**TASK PROMPT**
Show every line where "проживания" occurs.

**MATERIALS PROVIDED**
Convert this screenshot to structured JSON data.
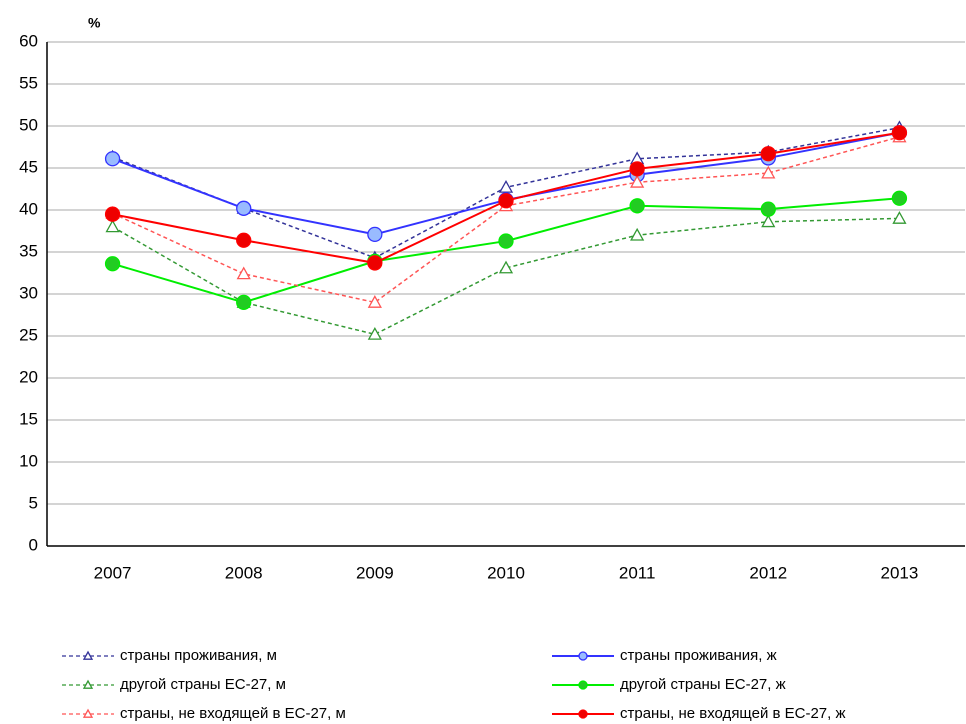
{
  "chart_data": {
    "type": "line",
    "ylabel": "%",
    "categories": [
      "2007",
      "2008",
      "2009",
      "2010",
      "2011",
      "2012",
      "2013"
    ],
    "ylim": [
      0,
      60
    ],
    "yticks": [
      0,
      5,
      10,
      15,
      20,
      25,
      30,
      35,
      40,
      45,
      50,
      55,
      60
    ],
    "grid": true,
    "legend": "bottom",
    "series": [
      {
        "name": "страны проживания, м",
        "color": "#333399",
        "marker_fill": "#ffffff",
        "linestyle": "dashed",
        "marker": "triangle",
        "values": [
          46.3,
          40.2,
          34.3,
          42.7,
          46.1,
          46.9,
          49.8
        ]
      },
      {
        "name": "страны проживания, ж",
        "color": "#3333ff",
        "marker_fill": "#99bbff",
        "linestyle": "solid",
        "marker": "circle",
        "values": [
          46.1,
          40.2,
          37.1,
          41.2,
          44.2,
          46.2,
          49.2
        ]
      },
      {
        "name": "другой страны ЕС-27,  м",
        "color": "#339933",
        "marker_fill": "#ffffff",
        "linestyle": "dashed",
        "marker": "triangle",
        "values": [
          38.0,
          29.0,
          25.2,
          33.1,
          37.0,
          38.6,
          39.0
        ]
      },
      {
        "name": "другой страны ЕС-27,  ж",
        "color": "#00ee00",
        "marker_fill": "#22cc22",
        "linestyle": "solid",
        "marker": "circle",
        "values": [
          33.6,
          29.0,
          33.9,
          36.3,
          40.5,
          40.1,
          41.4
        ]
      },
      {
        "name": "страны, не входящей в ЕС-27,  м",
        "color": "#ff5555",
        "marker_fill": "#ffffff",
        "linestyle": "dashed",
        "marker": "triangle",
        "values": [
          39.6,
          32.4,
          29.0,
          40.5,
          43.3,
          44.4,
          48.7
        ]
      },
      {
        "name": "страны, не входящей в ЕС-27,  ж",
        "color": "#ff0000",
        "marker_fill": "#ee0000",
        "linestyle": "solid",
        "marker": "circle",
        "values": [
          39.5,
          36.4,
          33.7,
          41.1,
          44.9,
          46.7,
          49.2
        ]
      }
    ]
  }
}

**TASK RESULT**
        "name": "страны проживания, м",
        "name": "страны проживания, ж",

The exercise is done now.